** Start DATA FOR THE TASK **

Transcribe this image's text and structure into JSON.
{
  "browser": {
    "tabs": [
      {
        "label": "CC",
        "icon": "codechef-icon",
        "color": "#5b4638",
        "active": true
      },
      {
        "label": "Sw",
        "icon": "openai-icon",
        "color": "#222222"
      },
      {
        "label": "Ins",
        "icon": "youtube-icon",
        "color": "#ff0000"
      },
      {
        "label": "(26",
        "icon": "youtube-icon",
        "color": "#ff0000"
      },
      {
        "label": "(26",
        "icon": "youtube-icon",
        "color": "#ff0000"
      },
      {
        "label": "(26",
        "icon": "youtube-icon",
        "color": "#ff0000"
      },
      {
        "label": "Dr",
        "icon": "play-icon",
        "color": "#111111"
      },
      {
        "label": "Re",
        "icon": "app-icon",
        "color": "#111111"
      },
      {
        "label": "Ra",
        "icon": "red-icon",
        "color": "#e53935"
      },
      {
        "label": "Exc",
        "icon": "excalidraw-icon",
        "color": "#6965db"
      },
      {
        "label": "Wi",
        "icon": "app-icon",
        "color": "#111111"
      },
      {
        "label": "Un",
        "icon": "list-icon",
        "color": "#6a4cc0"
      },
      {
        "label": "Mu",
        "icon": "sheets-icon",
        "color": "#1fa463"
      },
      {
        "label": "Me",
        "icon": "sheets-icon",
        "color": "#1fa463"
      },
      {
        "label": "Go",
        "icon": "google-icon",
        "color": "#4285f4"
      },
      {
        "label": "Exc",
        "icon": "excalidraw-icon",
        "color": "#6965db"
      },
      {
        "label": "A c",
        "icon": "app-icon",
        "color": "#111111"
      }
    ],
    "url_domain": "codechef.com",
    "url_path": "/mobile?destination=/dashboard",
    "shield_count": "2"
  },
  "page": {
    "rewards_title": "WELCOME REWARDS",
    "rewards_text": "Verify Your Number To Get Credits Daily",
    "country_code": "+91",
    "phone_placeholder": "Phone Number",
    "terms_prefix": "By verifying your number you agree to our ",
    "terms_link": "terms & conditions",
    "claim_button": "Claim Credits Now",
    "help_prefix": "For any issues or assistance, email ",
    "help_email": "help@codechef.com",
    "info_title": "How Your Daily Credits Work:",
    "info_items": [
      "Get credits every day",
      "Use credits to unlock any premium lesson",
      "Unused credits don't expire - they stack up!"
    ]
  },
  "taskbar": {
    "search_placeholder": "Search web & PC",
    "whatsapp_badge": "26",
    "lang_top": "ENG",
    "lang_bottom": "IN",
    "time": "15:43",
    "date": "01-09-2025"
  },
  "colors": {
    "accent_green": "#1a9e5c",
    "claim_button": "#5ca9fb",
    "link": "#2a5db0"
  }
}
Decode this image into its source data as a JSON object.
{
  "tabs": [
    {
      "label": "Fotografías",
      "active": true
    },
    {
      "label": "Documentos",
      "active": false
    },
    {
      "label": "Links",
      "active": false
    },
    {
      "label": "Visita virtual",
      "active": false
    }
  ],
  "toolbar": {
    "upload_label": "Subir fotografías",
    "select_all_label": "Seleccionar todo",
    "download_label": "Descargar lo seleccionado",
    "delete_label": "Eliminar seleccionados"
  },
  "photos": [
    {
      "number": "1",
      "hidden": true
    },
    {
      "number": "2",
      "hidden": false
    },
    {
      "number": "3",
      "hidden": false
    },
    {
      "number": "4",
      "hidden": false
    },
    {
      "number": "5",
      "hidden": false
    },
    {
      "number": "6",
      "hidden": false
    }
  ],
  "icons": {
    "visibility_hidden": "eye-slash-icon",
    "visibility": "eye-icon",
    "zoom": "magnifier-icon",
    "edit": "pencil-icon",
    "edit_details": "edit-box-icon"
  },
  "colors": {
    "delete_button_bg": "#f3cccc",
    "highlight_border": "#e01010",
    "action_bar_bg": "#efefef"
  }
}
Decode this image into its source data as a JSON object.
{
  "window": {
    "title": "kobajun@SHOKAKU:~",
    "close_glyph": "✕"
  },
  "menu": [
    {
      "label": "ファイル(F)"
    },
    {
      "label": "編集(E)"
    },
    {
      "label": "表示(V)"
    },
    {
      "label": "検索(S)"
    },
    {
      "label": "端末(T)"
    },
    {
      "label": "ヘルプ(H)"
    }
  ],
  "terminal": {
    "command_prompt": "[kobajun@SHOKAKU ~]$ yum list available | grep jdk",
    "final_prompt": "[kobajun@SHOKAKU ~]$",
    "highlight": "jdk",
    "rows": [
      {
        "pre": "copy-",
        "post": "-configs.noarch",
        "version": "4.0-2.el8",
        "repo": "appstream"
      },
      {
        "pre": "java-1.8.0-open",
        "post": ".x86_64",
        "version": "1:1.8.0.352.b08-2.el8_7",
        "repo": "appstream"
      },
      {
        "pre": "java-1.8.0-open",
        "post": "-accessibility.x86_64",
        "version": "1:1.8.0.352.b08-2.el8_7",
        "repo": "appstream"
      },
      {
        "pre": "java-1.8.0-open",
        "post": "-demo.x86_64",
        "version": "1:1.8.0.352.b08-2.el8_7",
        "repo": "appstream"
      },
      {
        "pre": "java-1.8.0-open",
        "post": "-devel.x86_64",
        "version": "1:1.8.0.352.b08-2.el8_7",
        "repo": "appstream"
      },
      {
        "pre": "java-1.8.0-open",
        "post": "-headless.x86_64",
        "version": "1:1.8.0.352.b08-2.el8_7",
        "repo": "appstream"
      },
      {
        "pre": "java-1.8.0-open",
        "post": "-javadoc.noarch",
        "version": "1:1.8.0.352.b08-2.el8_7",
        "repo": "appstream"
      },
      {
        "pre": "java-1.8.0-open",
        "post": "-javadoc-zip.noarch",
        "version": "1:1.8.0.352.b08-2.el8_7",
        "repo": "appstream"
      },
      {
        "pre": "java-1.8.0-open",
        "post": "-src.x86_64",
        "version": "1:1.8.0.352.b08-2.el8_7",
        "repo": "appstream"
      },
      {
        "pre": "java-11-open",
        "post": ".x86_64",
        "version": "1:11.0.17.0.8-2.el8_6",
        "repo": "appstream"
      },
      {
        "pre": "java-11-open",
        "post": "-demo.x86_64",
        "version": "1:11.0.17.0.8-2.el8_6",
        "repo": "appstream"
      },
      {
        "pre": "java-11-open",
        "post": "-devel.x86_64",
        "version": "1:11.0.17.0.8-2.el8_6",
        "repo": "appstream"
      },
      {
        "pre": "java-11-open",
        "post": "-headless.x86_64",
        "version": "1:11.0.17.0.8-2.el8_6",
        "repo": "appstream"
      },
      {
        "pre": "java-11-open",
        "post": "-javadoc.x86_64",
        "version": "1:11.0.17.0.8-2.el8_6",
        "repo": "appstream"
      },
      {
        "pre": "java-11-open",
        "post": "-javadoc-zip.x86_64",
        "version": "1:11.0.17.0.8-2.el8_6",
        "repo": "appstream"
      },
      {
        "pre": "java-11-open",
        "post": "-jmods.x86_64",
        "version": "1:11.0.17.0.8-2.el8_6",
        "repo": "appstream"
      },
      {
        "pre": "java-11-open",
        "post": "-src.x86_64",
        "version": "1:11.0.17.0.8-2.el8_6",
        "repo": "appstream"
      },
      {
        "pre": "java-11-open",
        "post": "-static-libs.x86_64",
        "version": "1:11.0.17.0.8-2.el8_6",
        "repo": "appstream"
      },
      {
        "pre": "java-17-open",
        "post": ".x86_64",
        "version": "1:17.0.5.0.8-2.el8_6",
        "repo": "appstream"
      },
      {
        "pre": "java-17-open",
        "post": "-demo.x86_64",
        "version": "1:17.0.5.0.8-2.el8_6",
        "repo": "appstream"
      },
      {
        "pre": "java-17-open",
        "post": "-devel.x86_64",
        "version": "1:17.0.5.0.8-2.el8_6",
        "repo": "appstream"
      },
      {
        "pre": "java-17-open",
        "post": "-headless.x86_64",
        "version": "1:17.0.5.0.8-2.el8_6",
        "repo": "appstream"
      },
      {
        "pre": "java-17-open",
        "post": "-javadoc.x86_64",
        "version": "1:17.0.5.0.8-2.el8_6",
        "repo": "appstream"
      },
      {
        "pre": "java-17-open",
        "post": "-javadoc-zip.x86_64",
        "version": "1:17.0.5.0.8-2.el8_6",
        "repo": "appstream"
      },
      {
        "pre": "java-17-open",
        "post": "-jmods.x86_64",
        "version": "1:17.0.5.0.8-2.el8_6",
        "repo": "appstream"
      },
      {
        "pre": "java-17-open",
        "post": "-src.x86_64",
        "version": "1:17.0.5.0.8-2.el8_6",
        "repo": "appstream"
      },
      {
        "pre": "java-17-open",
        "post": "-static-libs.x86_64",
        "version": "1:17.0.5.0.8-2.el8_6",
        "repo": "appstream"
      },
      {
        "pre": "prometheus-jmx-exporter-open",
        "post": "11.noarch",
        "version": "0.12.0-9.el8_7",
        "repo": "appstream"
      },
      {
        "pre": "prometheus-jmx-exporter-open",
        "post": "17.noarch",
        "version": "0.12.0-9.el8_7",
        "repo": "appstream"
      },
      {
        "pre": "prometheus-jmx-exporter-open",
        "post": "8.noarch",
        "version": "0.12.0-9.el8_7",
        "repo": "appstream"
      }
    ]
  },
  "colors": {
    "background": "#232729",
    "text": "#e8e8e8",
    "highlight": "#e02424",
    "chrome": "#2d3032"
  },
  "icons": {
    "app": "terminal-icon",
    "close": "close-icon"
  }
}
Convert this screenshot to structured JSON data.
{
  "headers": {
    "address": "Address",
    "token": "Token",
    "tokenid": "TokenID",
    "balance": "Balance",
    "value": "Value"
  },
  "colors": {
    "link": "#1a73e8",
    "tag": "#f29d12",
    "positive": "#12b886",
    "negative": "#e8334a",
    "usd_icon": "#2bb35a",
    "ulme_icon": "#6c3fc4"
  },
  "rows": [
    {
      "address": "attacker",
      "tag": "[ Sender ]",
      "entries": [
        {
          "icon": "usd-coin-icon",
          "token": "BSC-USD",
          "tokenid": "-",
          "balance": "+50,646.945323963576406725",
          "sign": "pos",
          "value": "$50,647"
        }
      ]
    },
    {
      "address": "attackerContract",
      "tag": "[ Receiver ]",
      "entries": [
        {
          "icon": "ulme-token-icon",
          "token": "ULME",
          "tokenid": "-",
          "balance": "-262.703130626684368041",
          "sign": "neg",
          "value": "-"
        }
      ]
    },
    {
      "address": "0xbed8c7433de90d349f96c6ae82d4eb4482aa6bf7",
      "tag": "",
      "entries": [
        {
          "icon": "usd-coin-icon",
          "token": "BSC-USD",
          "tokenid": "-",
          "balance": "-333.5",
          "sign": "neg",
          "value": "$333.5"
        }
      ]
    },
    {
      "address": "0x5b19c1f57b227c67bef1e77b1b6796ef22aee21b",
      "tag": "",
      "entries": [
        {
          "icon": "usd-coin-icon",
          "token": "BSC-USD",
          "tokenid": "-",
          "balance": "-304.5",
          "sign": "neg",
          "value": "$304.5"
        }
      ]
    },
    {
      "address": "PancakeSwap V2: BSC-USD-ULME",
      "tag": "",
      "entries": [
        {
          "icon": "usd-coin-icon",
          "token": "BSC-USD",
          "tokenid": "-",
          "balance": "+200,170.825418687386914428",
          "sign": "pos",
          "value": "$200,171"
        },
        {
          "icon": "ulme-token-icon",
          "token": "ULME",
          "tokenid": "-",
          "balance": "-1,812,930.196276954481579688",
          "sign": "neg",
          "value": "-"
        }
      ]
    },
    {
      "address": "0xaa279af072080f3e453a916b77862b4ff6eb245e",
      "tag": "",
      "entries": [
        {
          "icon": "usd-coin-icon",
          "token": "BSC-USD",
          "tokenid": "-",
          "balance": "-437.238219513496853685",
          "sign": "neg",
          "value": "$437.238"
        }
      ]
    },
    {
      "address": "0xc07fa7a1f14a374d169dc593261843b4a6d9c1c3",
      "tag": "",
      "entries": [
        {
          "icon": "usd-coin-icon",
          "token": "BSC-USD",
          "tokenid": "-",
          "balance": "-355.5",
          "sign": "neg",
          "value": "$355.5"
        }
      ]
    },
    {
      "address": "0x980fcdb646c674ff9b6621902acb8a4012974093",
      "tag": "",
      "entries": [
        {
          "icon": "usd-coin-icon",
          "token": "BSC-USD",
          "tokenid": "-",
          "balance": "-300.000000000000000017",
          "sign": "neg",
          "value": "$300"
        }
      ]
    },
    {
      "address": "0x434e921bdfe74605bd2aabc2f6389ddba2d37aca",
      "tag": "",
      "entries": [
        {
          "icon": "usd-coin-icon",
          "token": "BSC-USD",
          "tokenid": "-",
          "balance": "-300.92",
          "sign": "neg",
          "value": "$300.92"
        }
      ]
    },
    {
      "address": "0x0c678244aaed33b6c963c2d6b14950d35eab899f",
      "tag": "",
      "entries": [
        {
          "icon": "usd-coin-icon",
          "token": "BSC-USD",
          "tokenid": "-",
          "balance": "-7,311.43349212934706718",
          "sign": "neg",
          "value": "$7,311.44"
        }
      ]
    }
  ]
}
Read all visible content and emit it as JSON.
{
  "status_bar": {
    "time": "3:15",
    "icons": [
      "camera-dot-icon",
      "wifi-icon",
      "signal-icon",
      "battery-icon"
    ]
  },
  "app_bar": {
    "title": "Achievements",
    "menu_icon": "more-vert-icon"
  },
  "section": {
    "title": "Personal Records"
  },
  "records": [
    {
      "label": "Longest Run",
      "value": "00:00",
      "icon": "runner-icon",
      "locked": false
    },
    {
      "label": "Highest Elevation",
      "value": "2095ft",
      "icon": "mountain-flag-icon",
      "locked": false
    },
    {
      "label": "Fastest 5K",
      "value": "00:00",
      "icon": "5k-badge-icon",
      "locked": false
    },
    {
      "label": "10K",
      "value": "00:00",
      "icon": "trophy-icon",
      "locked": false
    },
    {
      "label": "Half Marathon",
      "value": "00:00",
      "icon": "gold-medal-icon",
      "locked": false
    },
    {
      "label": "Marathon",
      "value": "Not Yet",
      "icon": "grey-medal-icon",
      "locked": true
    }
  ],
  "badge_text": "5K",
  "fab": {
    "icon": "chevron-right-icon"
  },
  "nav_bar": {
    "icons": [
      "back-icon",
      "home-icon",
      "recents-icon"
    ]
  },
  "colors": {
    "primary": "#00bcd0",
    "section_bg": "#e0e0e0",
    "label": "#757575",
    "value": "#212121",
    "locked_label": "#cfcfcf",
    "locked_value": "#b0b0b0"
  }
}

** End DATA FOR THE TASK **

> REQUEST
In the listing above, how many lines include the word "JSON"? Answer with the number and nothing more.

> THE REPLY
5